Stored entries
########################################
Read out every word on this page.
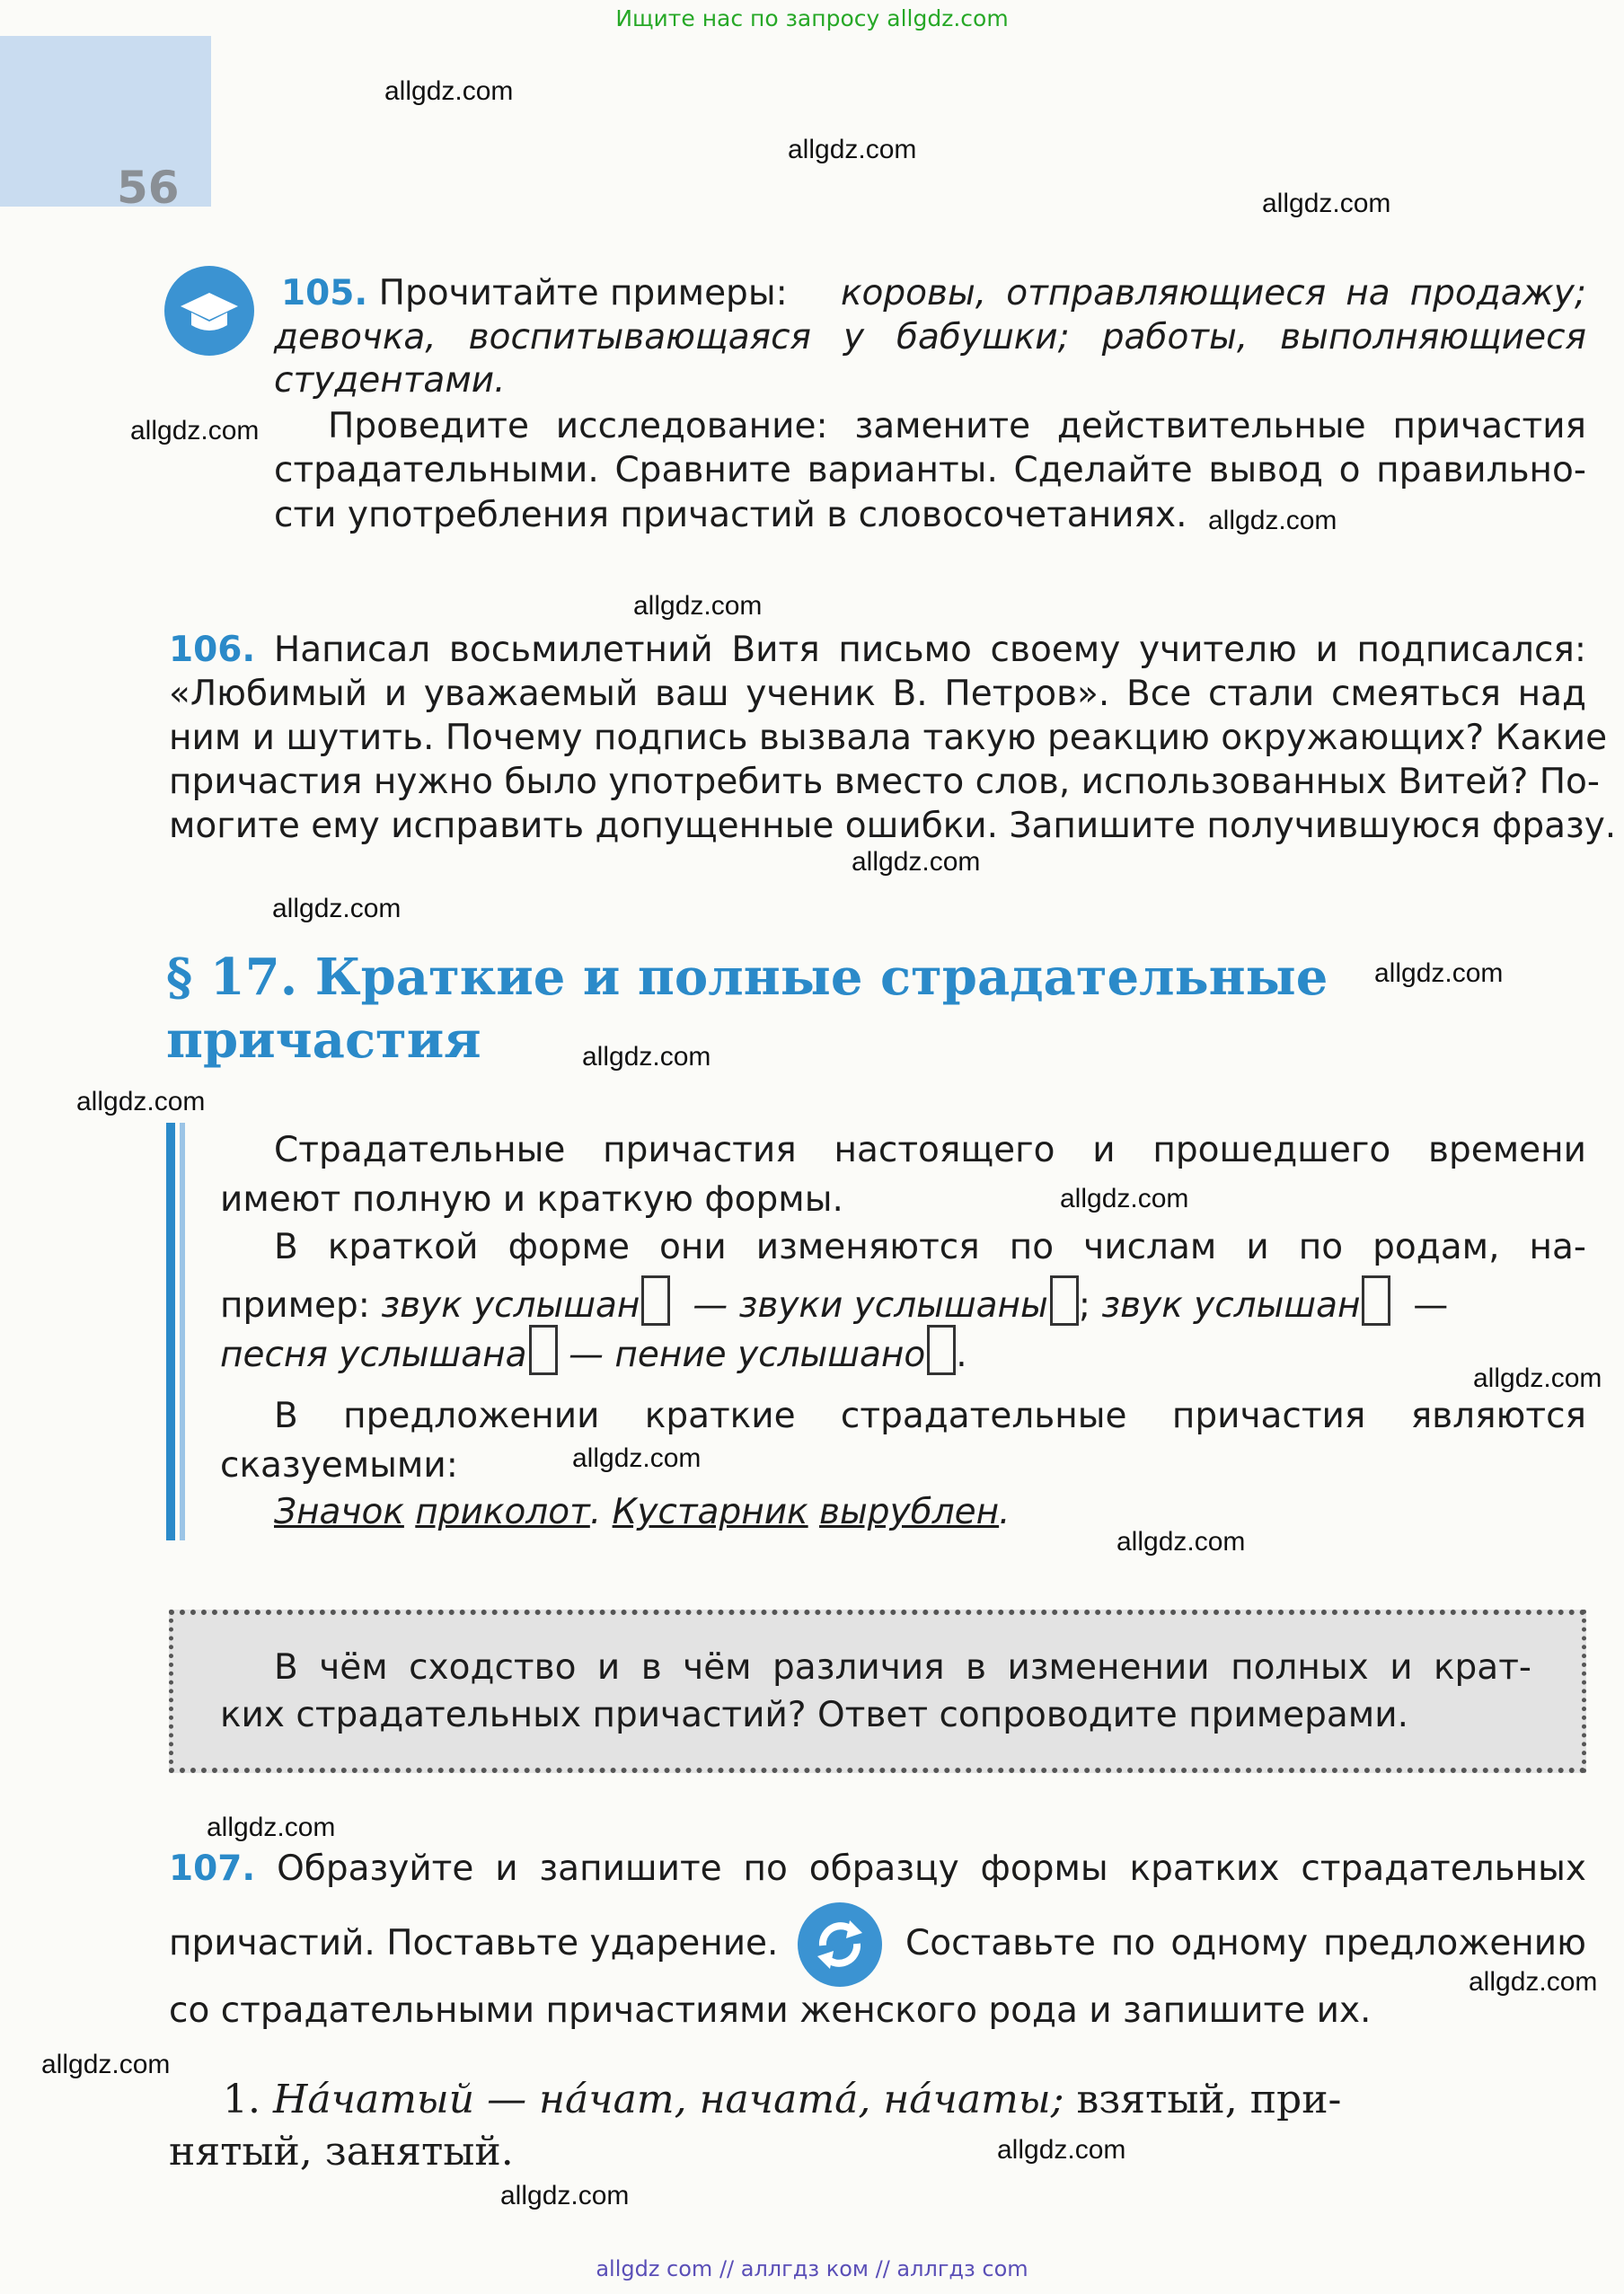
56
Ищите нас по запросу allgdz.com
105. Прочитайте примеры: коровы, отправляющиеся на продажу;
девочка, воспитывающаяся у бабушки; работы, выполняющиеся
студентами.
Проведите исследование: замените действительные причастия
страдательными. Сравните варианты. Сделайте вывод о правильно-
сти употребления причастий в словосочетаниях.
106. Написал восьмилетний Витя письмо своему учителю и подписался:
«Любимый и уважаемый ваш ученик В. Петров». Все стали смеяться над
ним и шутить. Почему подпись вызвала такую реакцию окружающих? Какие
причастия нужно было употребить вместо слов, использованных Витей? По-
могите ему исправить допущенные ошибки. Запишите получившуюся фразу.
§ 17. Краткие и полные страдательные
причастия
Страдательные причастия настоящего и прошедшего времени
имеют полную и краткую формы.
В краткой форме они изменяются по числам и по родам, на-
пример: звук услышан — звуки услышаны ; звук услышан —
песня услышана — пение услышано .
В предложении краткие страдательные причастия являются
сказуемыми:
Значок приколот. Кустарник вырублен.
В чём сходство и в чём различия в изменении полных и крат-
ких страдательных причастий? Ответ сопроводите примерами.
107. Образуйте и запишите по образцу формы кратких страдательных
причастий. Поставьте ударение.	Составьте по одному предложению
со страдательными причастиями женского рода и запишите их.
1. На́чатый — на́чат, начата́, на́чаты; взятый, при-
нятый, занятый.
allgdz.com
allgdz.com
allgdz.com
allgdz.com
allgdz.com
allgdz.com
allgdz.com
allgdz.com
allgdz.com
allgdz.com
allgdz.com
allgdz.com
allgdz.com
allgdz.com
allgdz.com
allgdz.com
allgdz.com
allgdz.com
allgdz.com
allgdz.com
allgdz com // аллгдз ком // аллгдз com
########################################
Exercise brief:
Every record is to be reproduced exactly, with no pictures included.

Answer to the exercise:
Read out every word on this page.
56
Ищите нас по запросу allgdz.com
105. Прочитайте примеры: коровы, отправляющиеся на продажу;
девочка, воспитывающаяся у бабушки; работы, выполняющиеся
студентами.
Проведите исследование: замените действительные причастия
страдательными. Сравните варианты. Сделайте вывод о правильно-
сти употребления причастий в словосочетаниях.
106. Написал восьмилетний Витя письмо своему учителю и подписался:
«Любимый и уважаемый ваш ученик В. Петров». Все стали смеяться над
ним и шутить. Почему подпись вызвала такую реакцию окружающих? Какие
причастия нужно было употребить вместо слов, использованных Витей? По-
могите ему исправить допущенные ошибки. Запишите получившуюся фразу.
§ 17. Краткие и полные страдательные
причастия
Страдательные причастия настоящего и прошедшего времени
имеют полную и краткую формы.
В краткой форме они изменяются по числам и по родам, на-
пример: звук услышан — звуки услышаны ; звук услышан —
песня услышана — пение услышано .
В предложении краткие страдательные причастия являются
сказуемыми:
Значок приколот. Кустарник вырублен.
В чём сходство и в чём различия в изменении полных и крат-
ких страдательных причастий? Ответ сопроводите примерами.
107. Образуйте и запишите по образцу формы кратких страдательных
причастий. Поставьте ударение.	Составьте по одному предложению
со страдательными причастиями женского рода и запишите их.
1. На́чатый — на́чат, начата́, на́чаты; взятый, при-
нятый, занятый.
allgdz.com
allgdz.com
allgdz.com
allgdz.com
allgdz.com
allgdz.com
allgdz.com
allgdz.com
allgdz.com
allgdz.com
allgdz.com
allgdz.com
allgdz.com
allgdz.com
allgdz.com
allgdz.com
allgdz.com
allgdz.com
allgdz.com
allgdz.com
allgdz com // аллгдз ком // аллгдз com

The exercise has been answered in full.